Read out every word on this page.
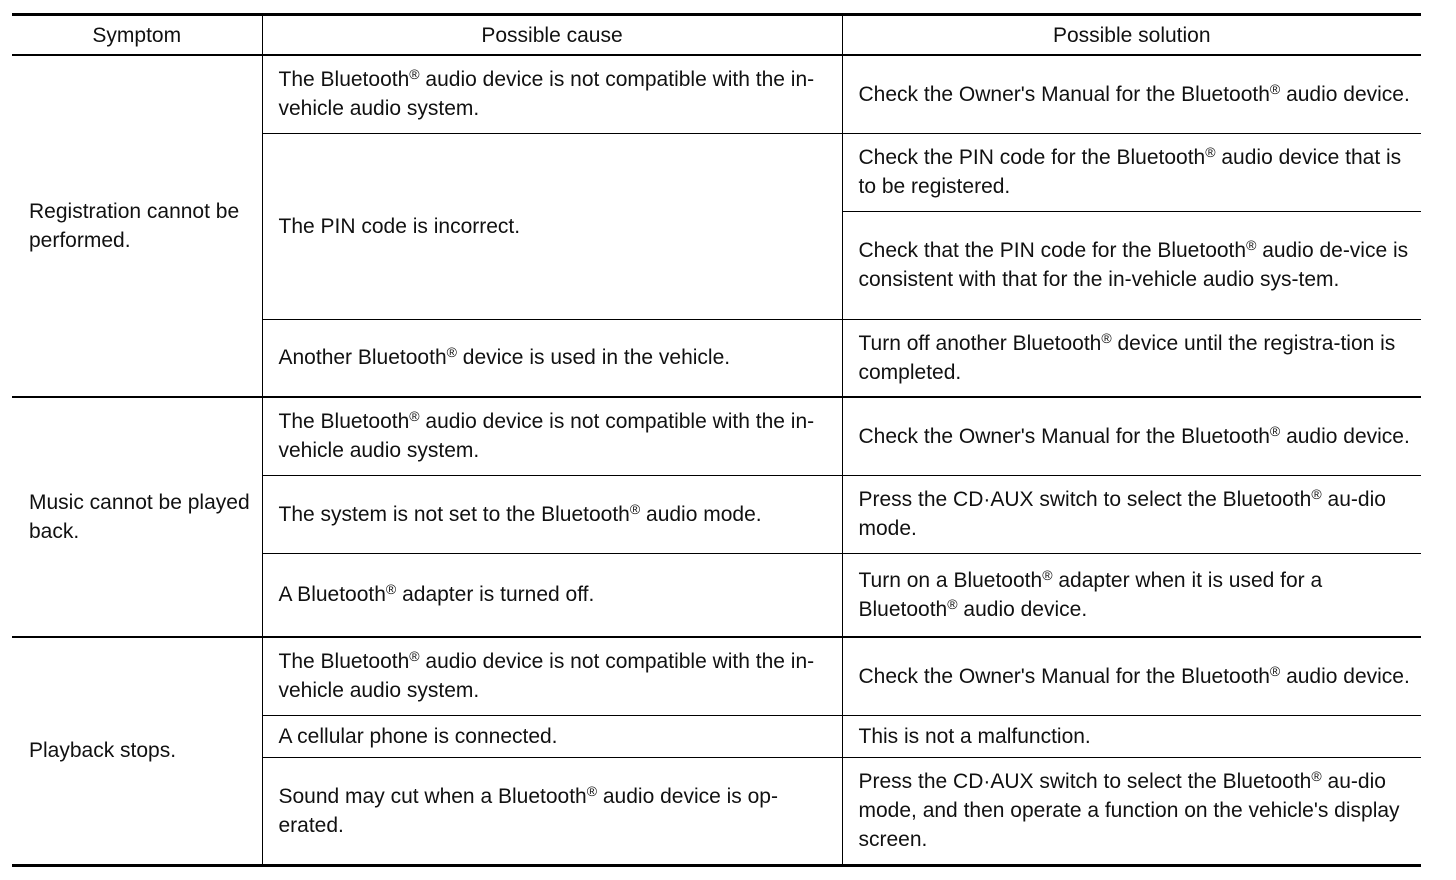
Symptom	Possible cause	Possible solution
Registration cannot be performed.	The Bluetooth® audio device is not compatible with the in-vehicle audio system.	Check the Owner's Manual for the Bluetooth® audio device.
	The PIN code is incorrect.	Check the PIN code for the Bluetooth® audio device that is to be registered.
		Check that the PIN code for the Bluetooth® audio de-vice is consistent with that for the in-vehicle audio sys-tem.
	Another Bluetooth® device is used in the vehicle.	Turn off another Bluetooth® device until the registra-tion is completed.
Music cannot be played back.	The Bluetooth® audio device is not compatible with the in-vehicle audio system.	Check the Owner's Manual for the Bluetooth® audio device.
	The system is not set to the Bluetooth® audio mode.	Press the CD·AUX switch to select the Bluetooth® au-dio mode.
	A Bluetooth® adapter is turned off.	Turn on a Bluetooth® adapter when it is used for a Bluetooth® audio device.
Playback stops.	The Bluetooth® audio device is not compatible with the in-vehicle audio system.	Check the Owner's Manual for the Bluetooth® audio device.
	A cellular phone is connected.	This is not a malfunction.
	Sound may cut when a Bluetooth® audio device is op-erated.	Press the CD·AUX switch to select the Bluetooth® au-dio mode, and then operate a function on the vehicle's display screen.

********************

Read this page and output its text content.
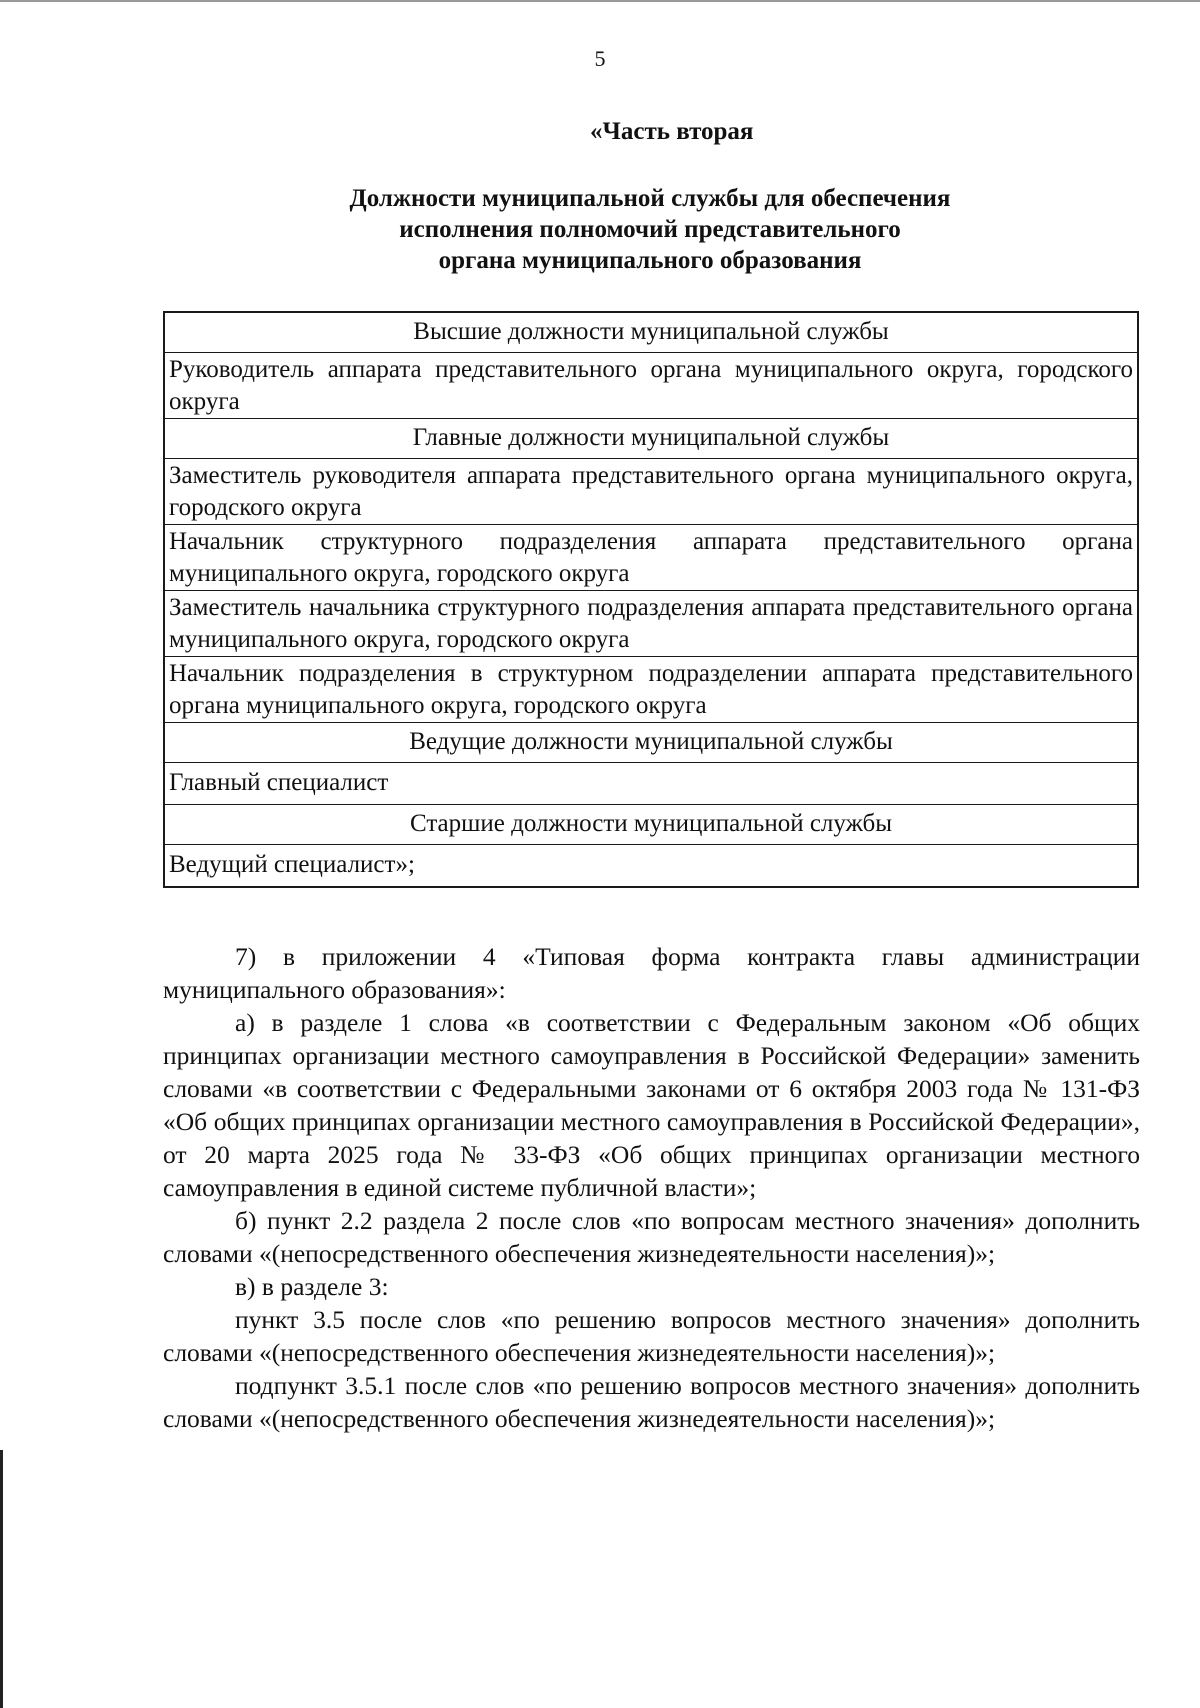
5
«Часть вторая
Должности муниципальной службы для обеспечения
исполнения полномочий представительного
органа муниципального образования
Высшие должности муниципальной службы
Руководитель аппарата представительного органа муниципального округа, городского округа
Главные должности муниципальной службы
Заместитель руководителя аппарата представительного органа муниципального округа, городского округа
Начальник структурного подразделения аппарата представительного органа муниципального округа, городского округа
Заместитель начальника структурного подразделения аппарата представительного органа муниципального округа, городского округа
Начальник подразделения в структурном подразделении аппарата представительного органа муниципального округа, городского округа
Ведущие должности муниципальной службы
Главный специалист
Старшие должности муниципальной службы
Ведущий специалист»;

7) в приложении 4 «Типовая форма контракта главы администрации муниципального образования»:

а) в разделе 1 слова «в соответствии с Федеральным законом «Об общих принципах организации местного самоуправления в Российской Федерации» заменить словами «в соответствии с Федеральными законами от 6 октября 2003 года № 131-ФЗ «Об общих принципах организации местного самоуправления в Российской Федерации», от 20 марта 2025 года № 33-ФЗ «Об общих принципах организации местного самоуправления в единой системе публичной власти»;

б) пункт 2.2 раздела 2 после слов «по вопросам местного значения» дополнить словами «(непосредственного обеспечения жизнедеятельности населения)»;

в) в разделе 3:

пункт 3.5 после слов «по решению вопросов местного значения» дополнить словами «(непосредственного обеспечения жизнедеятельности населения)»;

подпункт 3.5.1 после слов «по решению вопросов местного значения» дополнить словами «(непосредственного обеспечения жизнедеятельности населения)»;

********************

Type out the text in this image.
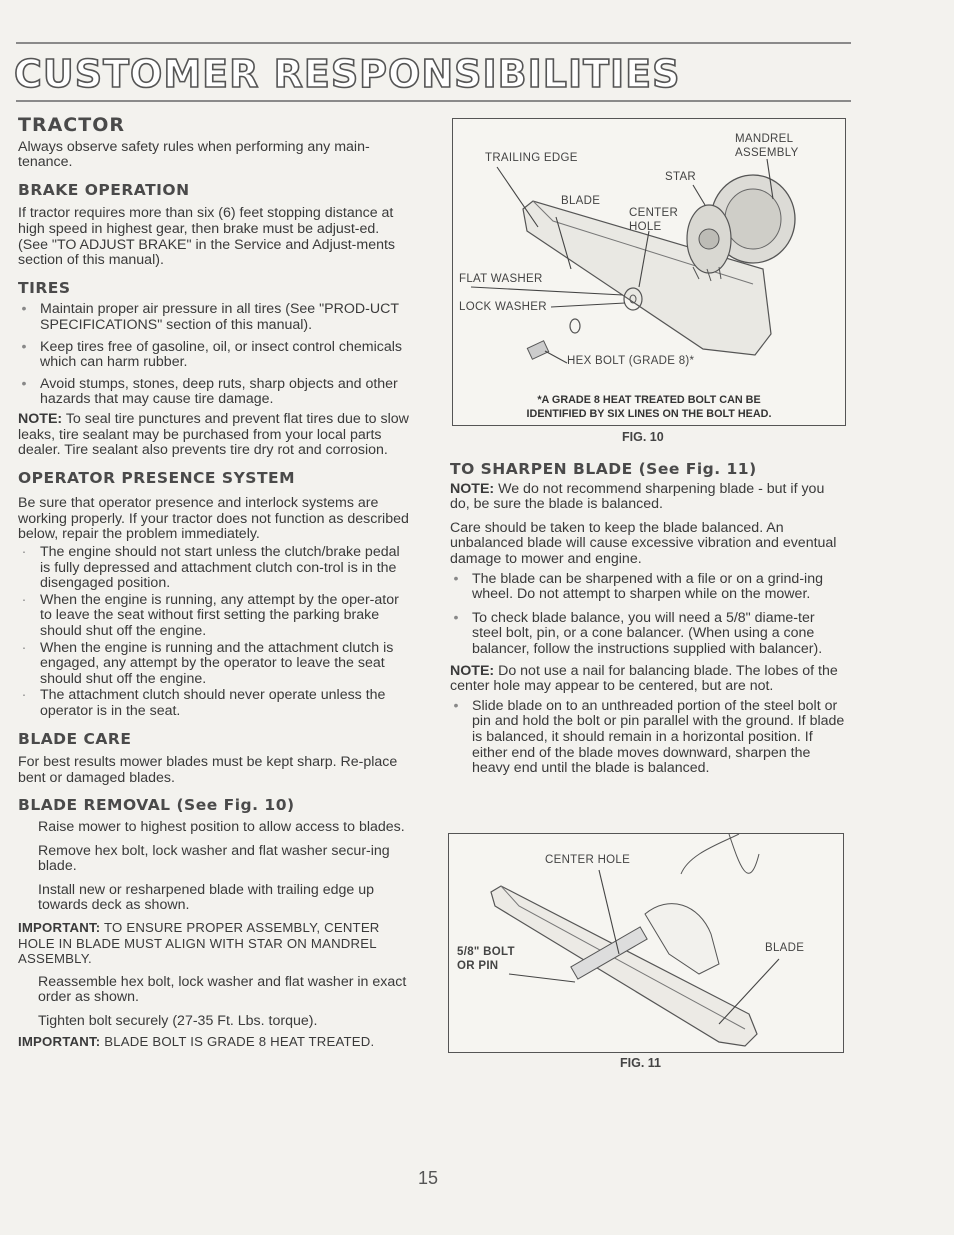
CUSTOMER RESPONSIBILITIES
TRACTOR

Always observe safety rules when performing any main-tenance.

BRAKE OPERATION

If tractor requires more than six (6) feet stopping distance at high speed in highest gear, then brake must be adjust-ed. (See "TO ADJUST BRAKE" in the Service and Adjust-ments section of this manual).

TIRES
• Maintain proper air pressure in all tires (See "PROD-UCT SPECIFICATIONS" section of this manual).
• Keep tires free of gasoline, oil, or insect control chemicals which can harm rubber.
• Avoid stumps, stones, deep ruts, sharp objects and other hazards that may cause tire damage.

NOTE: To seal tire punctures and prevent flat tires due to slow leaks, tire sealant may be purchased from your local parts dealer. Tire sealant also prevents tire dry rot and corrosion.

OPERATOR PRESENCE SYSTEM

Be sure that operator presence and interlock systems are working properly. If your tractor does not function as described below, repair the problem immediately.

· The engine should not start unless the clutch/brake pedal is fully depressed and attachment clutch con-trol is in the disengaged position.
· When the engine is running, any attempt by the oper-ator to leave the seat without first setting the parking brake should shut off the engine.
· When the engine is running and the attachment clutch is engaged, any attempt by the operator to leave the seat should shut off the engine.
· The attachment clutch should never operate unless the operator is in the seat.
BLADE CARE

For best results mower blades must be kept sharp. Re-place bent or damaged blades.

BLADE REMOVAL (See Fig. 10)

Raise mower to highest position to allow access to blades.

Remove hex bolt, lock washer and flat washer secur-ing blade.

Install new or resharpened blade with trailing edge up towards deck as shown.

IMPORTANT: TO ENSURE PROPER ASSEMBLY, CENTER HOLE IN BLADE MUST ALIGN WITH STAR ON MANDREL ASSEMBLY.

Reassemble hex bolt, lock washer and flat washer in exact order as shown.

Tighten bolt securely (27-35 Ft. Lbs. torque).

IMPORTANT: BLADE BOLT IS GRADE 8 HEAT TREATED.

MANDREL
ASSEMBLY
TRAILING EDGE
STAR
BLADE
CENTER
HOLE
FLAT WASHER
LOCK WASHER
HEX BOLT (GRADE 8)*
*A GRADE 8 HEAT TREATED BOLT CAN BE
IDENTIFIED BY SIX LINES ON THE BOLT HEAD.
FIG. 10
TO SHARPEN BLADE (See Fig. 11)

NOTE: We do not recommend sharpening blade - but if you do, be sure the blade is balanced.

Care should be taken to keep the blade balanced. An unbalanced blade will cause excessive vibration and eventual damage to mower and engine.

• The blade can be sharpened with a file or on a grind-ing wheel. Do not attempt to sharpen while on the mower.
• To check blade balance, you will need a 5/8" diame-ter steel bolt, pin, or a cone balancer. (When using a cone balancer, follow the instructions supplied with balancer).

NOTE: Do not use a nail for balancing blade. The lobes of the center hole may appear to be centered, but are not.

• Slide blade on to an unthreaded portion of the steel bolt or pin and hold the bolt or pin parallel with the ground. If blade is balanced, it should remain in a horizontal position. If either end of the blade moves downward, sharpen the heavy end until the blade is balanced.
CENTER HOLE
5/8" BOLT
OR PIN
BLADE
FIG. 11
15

********************

--- Stated task ---
Copy every line in the entries above that has the string "will" in it.

--- Correct output ---
Care should be taken to keep the blade balanced. An unbalanced blade will cause excessive vibration and eventual damage to mower and engine.
• To check blade balance, you will need a 5/8" diame-ter steel bolt, pin, or a cone balancer. (When using a cone balancer, follow the instructions supplied with balancer).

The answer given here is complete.